**AIM**
Repeat each entry as written, dropping any picture you find.

**DATASET RECORDS**
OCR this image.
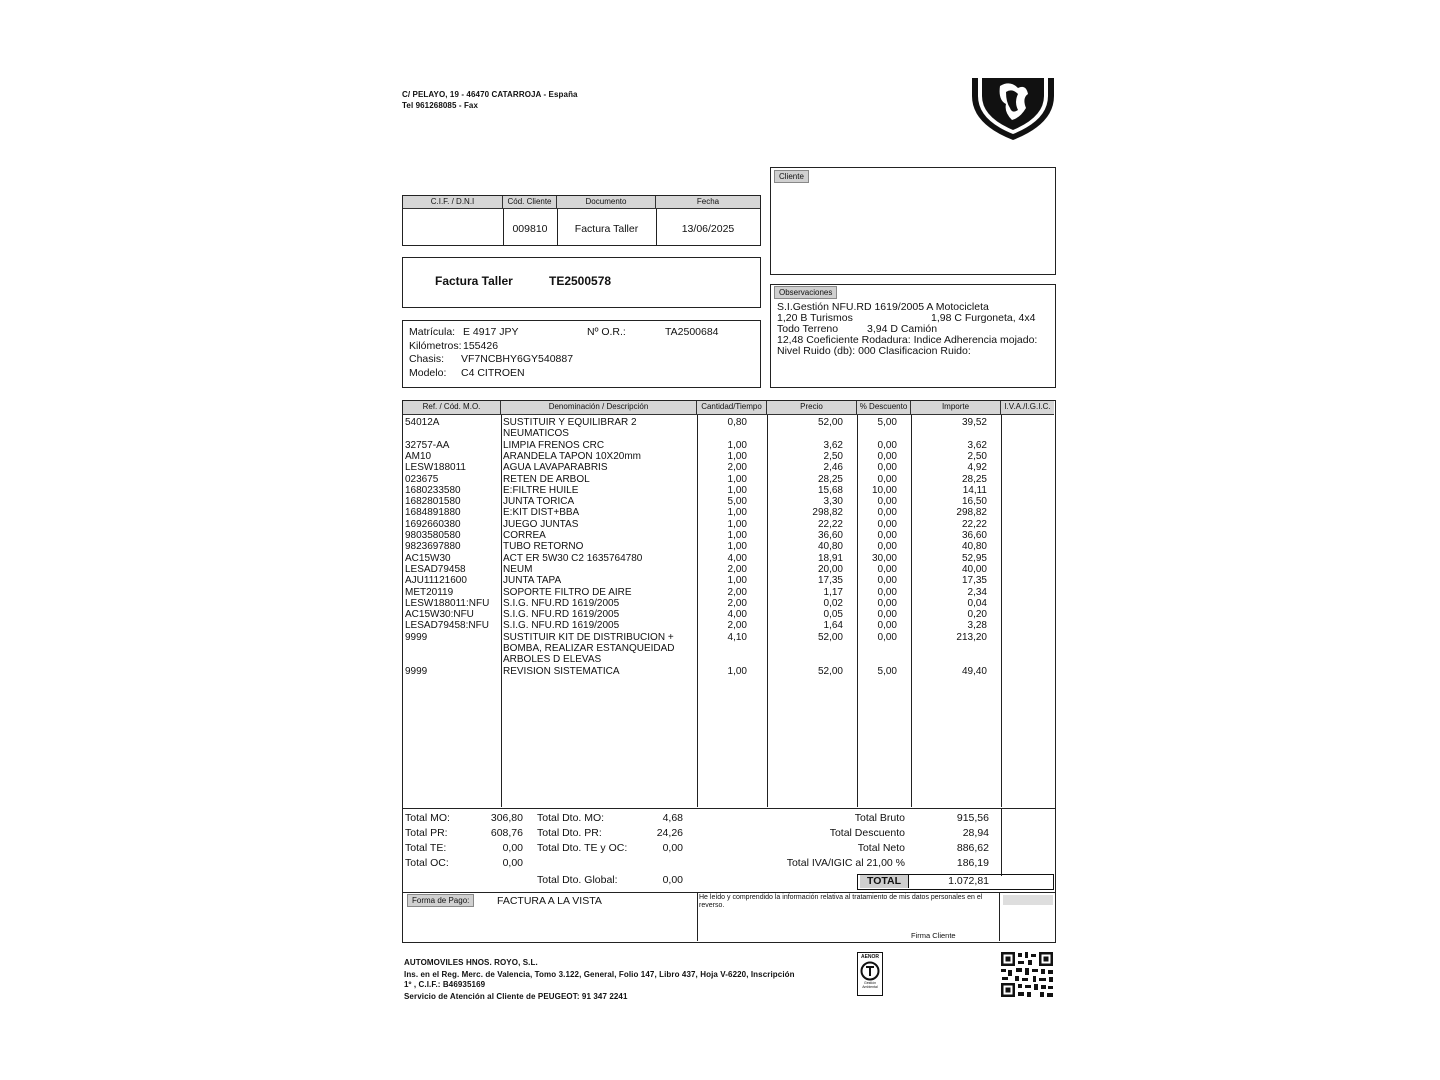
C/ PELAYO, 19 - 46470 CATARROJA - España
Tel 961268085 - Fax
Cliente
C.I.F. / D.N.I	Cód. Cliente	Documento	Fecha
009810	Factura Taller	13/06/2025
Factura Taller	TE2500578
Observaciones
S.I.Gestión NFU.RD 1619/2005 A Motocicleta
1,20 B Turismos	1,98 C Furgoneta, 4x4
Todo Terreno	3,94 D Camión
12,48 Coeficiente Rodadura: Indice Adherencia mojado:
Nivel Ruido (db): 000 Clasificacion Ruido:
Matrícula: E 4917 JPY	Nº O.R.:	TA2500684
Kilómetros: 155426
Chasis: VF7NCBHY6GY540887
Modelo: C4 CITROEN
Ref. / Cód. M.O.	Denominación / Descripción	Cantidad/Tiempo	Precio	% Descuento	Importe	I.V.A./I.G.I.C.
54012A	SUSTITUIR Y EQUILIBRAR 2	0,80	52,00	5,00	39,52
NEUMATICOS
32757-AA	LIMPIA FRENOS CRC	1,00	3,62	0,00	3,62
AM10	ARANDELA TAPON 10X20mm	1,00	2,50	0,00	2,50
LESW188011	AGUA LAVAPARABRIS	2,00	2,46	0,00	4,92
023675	RETEN DE ARBOL	1,00	28,25	0,00	28,25
1680233580	E:FILTRE HUILE	1,00	15,68	10,00	14,11
1682801580	JUNTA TORICA	5,00	3,30	0,00	16,50
1684891880	E:KIT DIST+BBA	1,00	298,82	0,00	298,82
1692660380	JUEGO JUNTAS	1,00	22,22	0,00	22,22
9803580580	CORREA	1,00	36,60	0,00	36,60
9823697880	TUBO RETORNO	1,00	40,80	0,00	40,80
AC15W30	ACT ER 5W30 C2 1635764780	4,00	18,91	30,00	52,95
LESAD79458	NEUM	2,00	20,00	0,00	40,00
AJU11121600	JUNTA TAPA	1,00	17,35	0,00	17,35
MET20119	SOPORTE FILTRO DE AIRE	2,00	1,17	0,00	2,34
LESW188011:NFU	S.I.G. NFU.RD 1619/2005	2,00	0,02	0,00	0,04
AC15W30:NFU	S.I.G. NFU.RD 1619/2005	4,00	0,05	0,00	0,20
LESAD79458:NFU	S.I.G. NFU.RD 1619/2005	2,00	1,64	0,00	3,28
9999	SUSTITUIR KIT DE DISTRIBUCION +	4,10	52,00	0,00	213,20
BOMBA, REALIZAR ESTANQUEIDAD
ARBOLES D ELEVAS
9999	REVISION SISTEMATICA	1,00	52,00	5,00	49,40
Total MO:	306,80
Total PR:	608,76
Total TE:	0,00
Total OC:	0,00
Total Dto. MO:	4,68
Total Dto. PR:	24,26
Total Dto. TE y OC:	0,00
Total Dto. Global:	0,00
Total Bruto	915,56
Total Descuento	28,94
Total Neto	886,62
Total IVA/IGIC al 21,00 %	186,19
TOTAL	1.072,81
Forma de Pago:	FACTURA A LA VISTA	He leído y comprendido la información relativa al tratamiento de mis datos personales en el reverso.
Firma Cliente
AUTOMOVILES HNOS. ROYO, S.L.
Ins. en el Reg. Merc. de Valencia, Tomo 3.122, General, Folio 147, Libro 437, Hoja V-6220, Inscripción
1º , C.I.F.: B46935169
Servicio de Atención al Cliente de PEUGEOT: 91 347 2241
AENOR
Gestión Ambiental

**OUTPUT OF THE TASK**
OCR this image.
C/ PELAYO, 19 - 46470 CATARROJA - España
Tel 961268085 - Fax
Cliente
C.I.F. / D.N.I	Cód. Cliente	Documento	Fecha
009810	Factura Taller	13/06/2025
Factura Taller	TE2500578
Observaciones
S.I.Gestión NFU.RD 1619/2005 A Motocicleta
1,20 B Turismos	1,98 C Furgoneta, 4x4
Todo Terreno	3,94 D Camión
12,48 Coeficiente Rodadura: Indice Adherencia mojado:
Nivel Ruido (db): 000 Clasificacion Ruido:
Matrícula: E 4917 JPY	Nº O.R.:	TA2500684
Kilómetros: 155426
Chasis: VF7NCBHY6GY540887
Modelo: C4 CITROEN
Ref. / Cód. M.O.	Denominación / Descripción	Cantidad/Tiempo	Precio	% Descuento	Importe	I.V.A./I.G.I.C.
54012A	SUSTITUIR Y EQUILIBRAR 2	0,80	52,00	5,00	39,52
NEUMATICOS
32757-AA	LIMPIA FRENOS CRC	1,00	3,62	0,00	3,62
AM10	ARANDELA TAPON 10X20mm	1,00	2,50	0,00	2,50
LESW188011	AGUA LAVAPARABRIS	2,00	2,46	0,00	4,92
023675	RETEN DE ARBOL	1,00	28,25	0,00	28,25
1680233580	E:FILTRE HUILE	1,00	15,68	10,00	14,11
1682801580	JUNTA TORICA	5,00	3,30	0,00	16,50
1684891880	E:KIT DIST+BBA	1,00	298,82	0,00	298,82
1692660380	JUEGO JUNTAS	1,00	22,22	0,00	22,22
9803580580	CORREA	1,00	36,60	0,00	36,60
9823697880	TUBO RETORNO	1,00	40,80	0,00	40,80
AC15W30	ACT ER 5W30 C2 1635764780	4,00	18,91	30,00	52,95
LESAD79458	NEUM	2,00	20,00	0,00	40,00
AJU11121600	JUNTA TAPA	1,00	17,35	0,00	17,35
MET20119	SOPORTE FILTRO DE AIRE	2,00	1,17	0,00	2,34
LESW188011:NFU	S.I.G. NFU.RD 1619/2005	2,00	0,02	0,00	0,04
AC15W30:NFU	S.I.G. NFU.RD 1619/2005	4,00	0,05	0,00	0,20
LESAD79458:NFU	S.I.G. NFU.RD 1619/2005	2,00	1,64	0,00	3,28
9999	SUSTITUIR KIT DE DISTRIBUCION +	4,10	52,00	0,00	213,20
BOMBA, REALIZAR ESTANQUEIDAD
ARBOLES D ELEVAS
9999	REVISION SISTEMATICA	1,00	52,00	5,00	49,40
Total MO:	306,80
Total PR:	608,76
Total TE:	0,00
Total OC:	0,00
Total Dto. MO:	4,68
Total Dto. PR:	24,26
Total Dto. TE y OC:	0,00
Total Dto. Global:	0,00
Total Bruto	915,56
Total Descuento	28,94
Total Neto	886,62
Total IVA/IGIC al 21,00 %	186,19
TOTAL	1.072,81
Forma de Pago:	FACTURA A LA VISTA	He leído y comprendido la información relativa al tratamiento de mis datos personales en el reverso.
Firma Cliente
AUTOMOVILES HNOS. ROYO, S.L.
Ins. en el Reg. Merc. de Valencia, Tomo 3.122, General, Folio 147, Libro 437, Hoja V-6220, Inscripción
1º , C.I.F.: B46935169
Servicio de Atención al Cliente de PEUGEOT: 91 347 2241
AENOR
Gestión Ambiental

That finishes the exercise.